TASK TO COMPLETE — Below is a listing; write it out exactly and drop any images from it.

--- START OF DATASET EXTRACT ---

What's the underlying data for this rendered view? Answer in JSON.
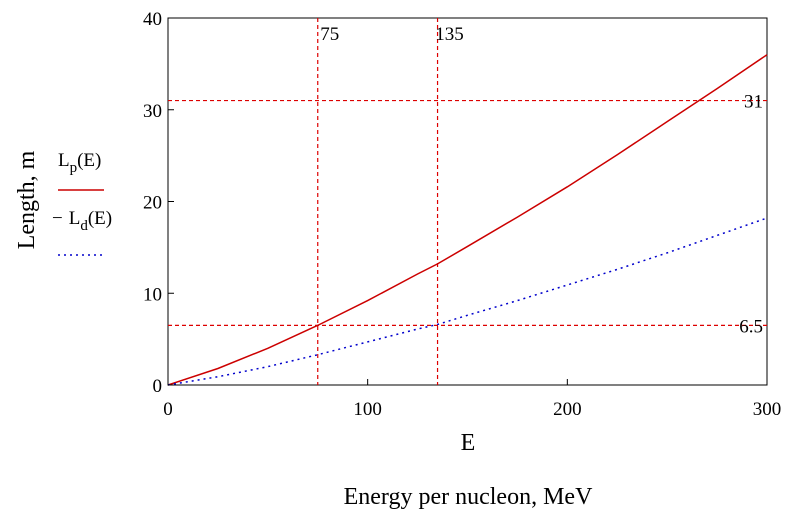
{
  "chart_data": {
    "type": "line",
    "xlabel": "E",
    "x_caption": "Energy per nucleon, MeV",
    "ylabel": "Length, m",
    "xlim": [
      0,
      300
    ],
    "ylim": [
      0,
      40
    ],
    "x_ticks": [
      "0",
      "100",
      "200",
      "300"
    ],
    "y_ticks": [
      "0",
      "10",
      "20",
      "30",
      "40"
    ],
    "grid": false,
    "legend_position": "left, outside plot",
    "series": [
      {
        "name": "L_p(E)",
        "name_main": "L",
        "name_sub": "p",
        "name_arg": "(E)",
        "color": "#cc0000",
        "style": "solid",
        "x": [
          0,
          25,
          50,
          75,
          100,
          125,
          135,
          150,
          175,
          200,
          225,
          250,
          275,
          300
        ],
        "y": [
          0,
          1.8,
          4.0,
          6.5,
          9.2,
          12.1,
          13.2,
          15.1,
          18.3,
          21.6,
          25.1,
          28.7,
          32.3,
          36.0
        ]
      },
      {
        "name": "L_d(E)",
        "name_main": "L",
        "name_sub": "d",
        "name_arg": "(E)",
        "legend_prefix": "−",
        "color": "#0000cc",
        "style": "dotted",
        "x": [
          0,
          25,
          50,
          75,
          100,
          125,
          135,
          150,
          175,
          200,
          225,
          250,
          275,
          300
        ],
        "y": [
          0,
          0.9,
          2.0,
          3.3,
          4.7,
          6.1,
          6.6,
          7.6,
          9.2,
          10.9,
          12.6,
          14.4,
          16.3,
          18.2
        ]
      }
    ],
    "markers": {
      "color": "#dd0000",
      "vertical": [
        {
          "x": 75,
          "label": "75"
        },
        {
          "x": 135,
          "label": "135"
        }
      ],
      "horizontal": [
        {
          "y": 31,
          "label": "31"
        },
        {
          "y": 6.5,
          "label": "6.5"
        }
      ]
    }
  }
}
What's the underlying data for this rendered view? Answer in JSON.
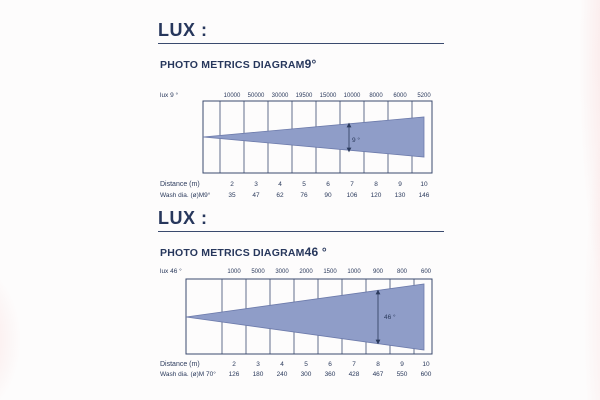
{
  "section1": {
    "heading": "LUX :",
    "title_prefix": "PHOTO METRICS DIAGRAM",
    "title_angle": "9°",
    "lux_label": "lux  9 °",
    "lux_values": [
      "10000",
      "50000",
      "30000",
      "19500",
      "15000",
      "10000",
      "8000",
      "6000",
      "5200"
    ],
    "beam_angle_label": "9 °",
    "distance_label": "Distance (m)",
    "distances": [
      "2",
      "3",
      "4",
      "5",
      "6",
      "7",
      "8",
      "9",
      "10"
    ],
    "wash_label": "Wash dia. (ø)M9°",
    "wash_values": [
      "35",
      "47",
      "62",
      "76",
      "90",
      "106",
      "120",
      "130",
      "146"
    ]
  },
  "section2": {
    "heading": "LUX :",
    "title_prefix": "PHOTO METRICS DIAGRAM",
    "title_angle": "46 °",
    "lux_label": "lux 46 °",
    "lux_values": [
      "1000",
      "5000",
      "3000",
      "2000",
      "1500",
      "1000",
      "900",
      "800",
      "600"
    ],
    "beam_angle_label": "46 °",
    "distance_label": "Distance (m)",
    "distances": [
      "2",
      "3",
      "4",
      "5",
      "6",
      "7",
      "8",
      "9",
      "10"
    ],
    "wash_label": "Wash dia. (ø)M 70°",
    "wash_values": [
      "126",
      "180",
      "240",
      "300",
      "360",
      "428",
      "467",
      "550",
      "600"
    ]
  },
  "colors": {
    "navy": "#27375c",
    "beam": "#8f9dc8",
    "grid": "#3a4a6e"
  }
}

--- END OF DATASET EXTRACT ---

REPLY —
What's the underlying data for this rendered view? Answer in JSON.
{
  "chart_data": {
    "type": "line",
    "xlabel": "E",
    "x_caption": "Energy per nucleon, MeV",
    "ylabel": "Length, m",
    "xlim": [
      0,
      300
    ],
    "ylim": [
      0,
      40
    ],
    "x_ticks": [
      "0",
      "100",
      "200",
      "300"
    ],
    "y_ticks": [
      "0",
      "10",
      "20",
      "30",
      "40"
    ],
    "grid": false,
    "legend_position": "left, outside plot",
    "series": [
      {
        "name": "L_p(E)",
        "name_main": "L",
        "name_sub": "p",
        "name_arg": "(E)",
        "color": "#cc0000",
        "style": "solid",
        "x": [
          0,
          25,
          50,
          75,
          100,
          125,
          135,
          150,
          175,
          200,
          225,
          250,
          275,
          300
        ],
        "y": [
          0,
          1.8,
          4.0,
          6.5,
          9.2,
          12.1,
          13.2,
          15.1,
          18.3,
          21.6,
          25.1,
          28.7,
          32.3,
          36.0
        ]
      },
      {
        "name": "L_d(E)",
        "name_main": "L",
        "name_sub": "d",
        "name_arg": "(E)",
        "legend_prefix": "−",
        "color": "#0000cc",
        "style": "dotted",
        "x": [
          0,
          25,
          50,
          75,
          100,
          125,
          135,
          150,
          175,
          200,
          225,
          250,
          275,
          300
        ],
        "y": [
          0,
          0.9,
          2.0,
          3.3,
          4.7,
          6.1,
          6.6,
          7.6,
          9.2,
          10.9,
          12.6,
          14.4,
          16.3,
          18.2
        ]
      }
    ],
    "markers": {
      "color": "#dd0000",
      "vertical": [
        {
          "x": 75,
          "label": "75"
        },
        {
          "x": 135,
          "label": "135"
        }
      ],
      "horizontal": [
        {
          "y": 31,
          "label": "31"
        },
        {
          "y": 6.5,
          "label": "6.5"
        }
      ]
    }
  }
}
What's the underlying data for this rendered view? Answer in JSON.
{
  "section1": {
    "heading": "LUX :",
    "title_prefix": "PHOTO METRICS DIAGRAM",
    "title_angle": "9°",
    "lux_label": "lux  9 °",
    "lux_values": [
      "10000",
      "50000",
      "30000",
      "19500",
      "15000",
      "10000",
      "8000",
      "6000",
      "5200"
    ],
    "beam_angle_label": "9 °",
    "distance_label": "Distance (m)",
    "distances": [
      "2",
      "3",
      "4",
      "5",
      "6",
      "7",
      "8",
      "9",
      "10"
    ],
    "wash_label": "Wash dia. (ø)M9°",
    "wash_values": [
      "35",
      "47",
      "62",
      "76",
      "90",
      "106",
      "120",
      "130",
      "146"
    ]
  },
  "section2": {
    "heading": "LUX :",
    "title_prefix": "PHOTO METRICS DIAGRAM",
    "title_angle": "46 °",
    "lux_label": "lux 46 °",
    "lux_values": [
      "1000",
      "5000",
      "3000",
      "2000",
      "1500",
      "1000",
      "900",
      "800",
      "600"
    ],
    "beam_angle_label": "46 °",
    "distance_label": "Distance (m)",
    "distances": [
      "2",
      "3",
      "4",
      "5",
      "6",
      "7",
      "8",
      "9",
      "10"
    ],
    "wash_label": "Wash dia. (ø)M 70°",
    "wash_values": [
      "126",
      "180",
      "240",
      "300",
      "360",
      "428",
      "467",
      "550",
      "600"
    ]
  },
  "colors": {
    "navy": "#27375c",
    "beam": "#8f9dc8",
    "grid": "#3a4a6e"
  }
}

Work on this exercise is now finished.